## TASK
State how many lines of the entries below hold the word "Book"; reply with nothing but the number.

## MATERIAL FOR THE TASK
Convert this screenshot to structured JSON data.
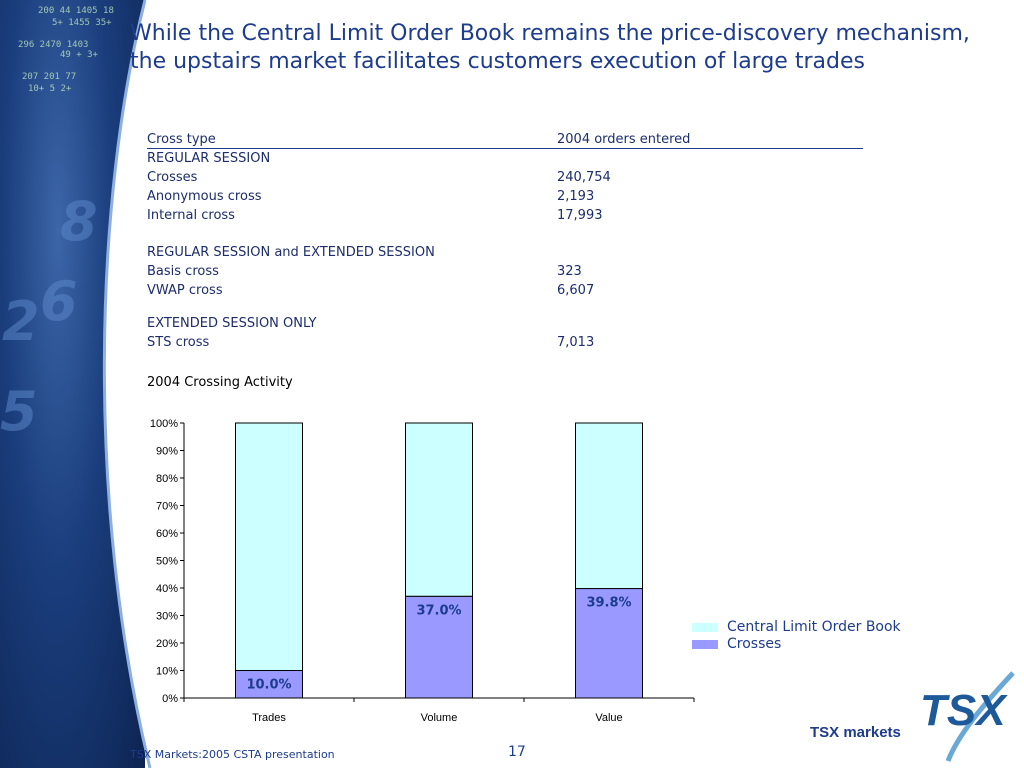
{
  "title": {
    "line1": "While the Central Limit Order Book remains the price-discovery mechanism,",
    "line2": "the upstairs market facilitates customers execution of large trades"
  },
  "table": {
    "headers": [
      "Cross type",
      "2004 orders entered"
    ],
    "sections": [
      {
        "name": "REGULAR SESSION",
        "rows": [
          {
            "type": "Crosses",
            "orders": "240,754"
          },
          {
            "type": "Anonymous cross",
            "orders": "2,193"
          },
          {
            "type": "Internal cross",
            "orders": "17,993"
          }
        ]
      },
      {
        "name": "REGULAR SESSION and EXTENDED SESSION",
        "rows": [
          {
            "type": "Basis cross",
            "orders": "323"
          },
          {
            "type": "VWAP cross",
            "orders": "6,607"
          }
        ]
      },
      {
        "name": "EXTENDED SESSION ONLY",
        "rows": [
          {
            "type": "STS cross",
            "orders": "7,013"
          }
        ]
      }
    ]
  },
  "chart_data": {
    "type": "bar",
    "stacked": true,
    "title": "2004 Crossing Activity",
    "categories": [
      "Trades",
      "Volume",
      "Value"
    ],
    "series": [
      {
        "name": "Crosses",
        "values": [
          10.0,
          37.0,
          39.8
        ],
        "color": "#9999ff"
      },
      {
        "name": "Central Limit Order Book",
        "values": [
          90.0,
          63.0,
          60.2
        ],
        "color": "#ccffff"
      }
    ],
    "data_labels": [
      "10.0%",
      "37.0%",
      "39.8%"
    ],
    "ylim": [
      0,
      100
    ],
    "yticks": [
      "0%",
      "10%",
      "20%",
      "30%",
      "40%",
      "50%",
      "60%",
      "70%",
      "80%",
      "90%",
      "100%"
    ],
    "legend_position": "right",
    "legend_order": [
      "Central Limit Order Book",
      "Crosses"
    ],
    "grid": false
  },
  "footer": {
    "left": "TSX Markets:2005 CSTA presentation",
    "page": "17"
  },
  "logo": {
    "mark": "TSX",
    "text": "TSX markets"
  },
  "background": {
    "ticker_lines": [
      "200  44  1405  18",
      "5+  1455  35+",
      "296  2470  1403",
      "49  +  3+",
      "207  201  77",
      "10+  5  2+"
    ],
    "numbers": [
      "8",
      "6",
      "2",
      "5"
    ]
  },
  "colors": {
    "title": "#1d3c8c",
    "crosses": "#9999ff",
    "clob": "#ccffff",
    "label_text": "#1d3c8c"
  }
}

## CORRECT OUTPUT
3